Given request: Examine the records and identify each line that includes the string "Panathlon". Copy those lines.

Data shown:
######

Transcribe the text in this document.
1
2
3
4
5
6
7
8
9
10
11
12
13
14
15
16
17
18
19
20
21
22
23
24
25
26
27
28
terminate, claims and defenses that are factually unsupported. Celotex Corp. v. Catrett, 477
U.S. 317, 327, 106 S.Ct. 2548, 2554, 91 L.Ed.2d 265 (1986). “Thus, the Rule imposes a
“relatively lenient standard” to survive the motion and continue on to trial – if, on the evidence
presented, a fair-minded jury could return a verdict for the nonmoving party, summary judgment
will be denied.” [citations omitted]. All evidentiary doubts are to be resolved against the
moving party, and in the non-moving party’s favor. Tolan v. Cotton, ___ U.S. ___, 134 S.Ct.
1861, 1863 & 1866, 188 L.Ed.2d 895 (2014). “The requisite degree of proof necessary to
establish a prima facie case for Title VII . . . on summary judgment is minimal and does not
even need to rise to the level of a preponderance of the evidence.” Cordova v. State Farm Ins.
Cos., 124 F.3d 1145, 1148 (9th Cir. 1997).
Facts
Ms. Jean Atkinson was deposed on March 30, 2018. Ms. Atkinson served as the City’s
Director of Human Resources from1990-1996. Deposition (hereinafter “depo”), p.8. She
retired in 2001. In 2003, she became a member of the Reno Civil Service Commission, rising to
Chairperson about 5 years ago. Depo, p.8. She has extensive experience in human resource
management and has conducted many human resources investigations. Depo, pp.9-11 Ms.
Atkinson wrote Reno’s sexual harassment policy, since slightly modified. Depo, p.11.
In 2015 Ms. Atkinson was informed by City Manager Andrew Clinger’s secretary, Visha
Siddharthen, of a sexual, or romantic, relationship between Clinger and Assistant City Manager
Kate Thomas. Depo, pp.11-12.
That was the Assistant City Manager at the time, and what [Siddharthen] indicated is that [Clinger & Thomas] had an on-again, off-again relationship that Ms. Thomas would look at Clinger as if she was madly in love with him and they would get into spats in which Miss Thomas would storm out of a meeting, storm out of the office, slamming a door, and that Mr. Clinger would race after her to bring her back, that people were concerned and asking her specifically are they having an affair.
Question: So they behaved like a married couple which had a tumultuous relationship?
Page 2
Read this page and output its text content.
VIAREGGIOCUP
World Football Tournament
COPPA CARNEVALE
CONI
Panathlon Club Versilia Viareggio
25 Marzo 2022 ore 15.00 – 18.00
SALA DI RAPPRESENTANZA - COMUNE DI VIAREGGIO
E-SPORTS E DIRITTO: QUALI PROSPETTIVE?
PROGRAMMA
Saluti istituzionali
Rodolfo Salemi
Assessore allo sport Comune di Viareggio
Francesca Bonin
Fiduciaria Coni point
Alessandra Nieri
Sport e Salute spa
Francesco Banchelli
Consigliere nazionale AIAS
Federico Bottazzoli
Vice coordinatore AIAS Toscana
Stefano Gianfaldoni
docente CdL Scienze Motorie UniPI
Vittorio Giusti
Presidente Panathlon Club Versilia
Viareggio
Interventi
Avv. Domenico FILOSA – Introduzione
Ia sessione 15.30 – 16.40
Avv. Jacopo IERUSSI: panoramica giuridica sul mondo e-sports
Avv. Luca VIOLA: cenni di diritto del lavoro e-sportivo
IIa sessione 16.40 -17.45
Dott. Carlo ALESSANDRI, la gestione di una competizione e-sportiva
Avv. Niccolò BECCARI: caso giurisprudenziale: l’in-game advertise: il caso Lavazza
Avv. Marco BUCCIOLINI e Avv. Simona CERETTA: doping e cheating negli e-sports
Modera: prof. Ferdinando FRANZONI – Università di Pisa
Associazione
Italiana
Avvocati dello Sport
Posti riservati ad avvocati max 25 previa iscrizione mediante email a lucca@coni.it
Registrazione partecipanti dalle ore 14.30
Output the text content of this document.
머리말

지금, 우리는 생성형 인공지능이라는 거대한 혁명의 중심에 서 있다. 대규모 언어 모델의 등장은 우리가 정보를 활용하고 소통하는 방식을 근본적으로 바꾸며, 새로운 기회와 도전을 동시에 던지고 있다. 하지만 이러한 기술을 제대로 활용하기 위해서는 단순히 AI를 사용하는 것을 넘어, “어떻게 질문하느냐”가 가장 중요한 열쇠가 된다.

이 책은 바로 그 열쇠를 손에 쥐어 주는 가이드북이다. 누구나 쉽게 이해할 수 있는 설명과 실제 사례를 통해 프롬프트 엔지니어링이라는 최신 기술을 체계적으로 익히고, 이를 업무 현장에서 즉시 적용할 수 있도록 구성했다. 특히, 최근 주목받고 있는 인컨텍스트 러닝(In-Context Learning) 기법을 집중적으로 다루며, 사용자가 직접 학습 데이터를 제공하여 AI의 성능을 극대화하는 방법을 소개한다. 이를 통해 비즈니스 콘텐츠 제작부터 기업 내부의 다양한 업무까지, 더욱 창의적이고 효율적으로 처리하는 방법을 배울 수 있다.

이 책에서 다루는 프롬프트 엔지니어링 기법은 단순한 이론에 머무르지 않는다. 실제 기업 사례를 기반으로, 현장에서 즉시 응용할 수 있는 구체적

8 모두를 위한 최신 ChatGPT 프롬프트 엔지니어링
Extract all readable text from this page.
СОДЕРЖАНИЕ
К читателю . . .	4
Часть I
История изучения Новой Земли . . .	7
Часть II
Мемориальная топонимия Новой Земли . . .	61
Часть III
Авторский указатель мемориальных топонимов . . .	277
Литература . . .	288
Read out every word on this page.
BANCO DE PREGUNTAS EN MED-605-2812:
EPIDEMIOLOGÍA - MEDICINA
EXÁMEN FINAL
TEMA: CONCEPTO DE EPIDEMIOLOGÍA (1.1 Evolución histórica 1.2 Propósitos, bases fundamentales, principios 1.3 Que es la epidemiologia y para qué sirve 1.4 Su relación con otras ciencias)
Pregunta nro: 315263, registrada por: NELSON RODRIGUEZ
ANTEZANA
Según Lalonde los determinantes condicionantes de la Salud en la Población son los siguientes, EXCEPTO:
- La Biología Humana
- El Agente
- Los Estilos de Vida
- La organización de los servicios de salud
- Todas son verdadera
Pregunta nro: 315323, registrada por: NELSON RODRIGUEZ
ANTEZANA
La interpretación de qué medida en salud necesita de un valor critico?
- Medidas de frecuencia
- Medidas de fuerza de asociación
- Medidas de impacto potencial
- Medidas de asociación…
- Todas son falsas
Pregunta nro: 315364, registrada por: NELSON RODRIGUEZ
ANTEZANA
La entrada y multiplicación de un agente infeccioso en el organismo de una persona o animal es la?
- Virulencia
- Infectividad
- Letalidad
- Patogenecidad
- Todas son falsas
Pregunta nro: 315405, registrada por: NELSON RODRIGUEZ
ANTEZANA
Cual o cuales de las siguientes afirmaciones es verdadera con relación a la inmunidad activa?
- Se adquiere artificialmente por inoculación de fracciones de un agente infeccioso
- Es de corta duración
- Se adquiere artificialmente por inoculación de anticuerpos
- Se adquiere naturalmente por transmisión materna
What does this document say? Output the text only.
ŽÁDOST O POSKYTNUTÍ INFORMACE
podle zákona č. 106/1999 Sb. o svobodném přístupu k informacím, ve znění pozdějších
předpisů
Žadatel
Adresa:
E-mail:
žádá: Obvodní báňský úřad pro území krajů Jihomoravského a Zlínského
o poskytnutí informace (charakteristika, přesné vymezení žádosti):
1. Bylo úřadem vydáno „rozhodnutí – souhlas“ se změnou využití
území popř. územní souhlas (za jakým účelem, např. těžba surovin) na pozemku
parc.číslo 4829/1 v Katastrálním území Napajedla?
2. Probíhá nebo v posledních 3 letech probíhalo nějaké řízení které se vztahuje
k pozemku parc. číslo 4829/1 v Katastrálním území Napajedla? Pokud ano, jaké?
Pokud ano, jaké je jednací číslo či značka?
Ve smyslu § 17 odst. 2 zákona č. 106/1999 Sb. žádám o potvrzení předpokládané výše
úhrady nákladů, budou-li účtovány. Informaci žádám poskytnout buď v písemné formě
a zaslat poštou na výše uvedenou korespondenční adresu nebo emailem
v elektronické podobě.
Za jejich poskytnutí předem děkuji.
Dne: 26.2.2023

######

Complete answer:
Panathlon Club Versilia Viareggio
Presidente Panathlon Club Versilia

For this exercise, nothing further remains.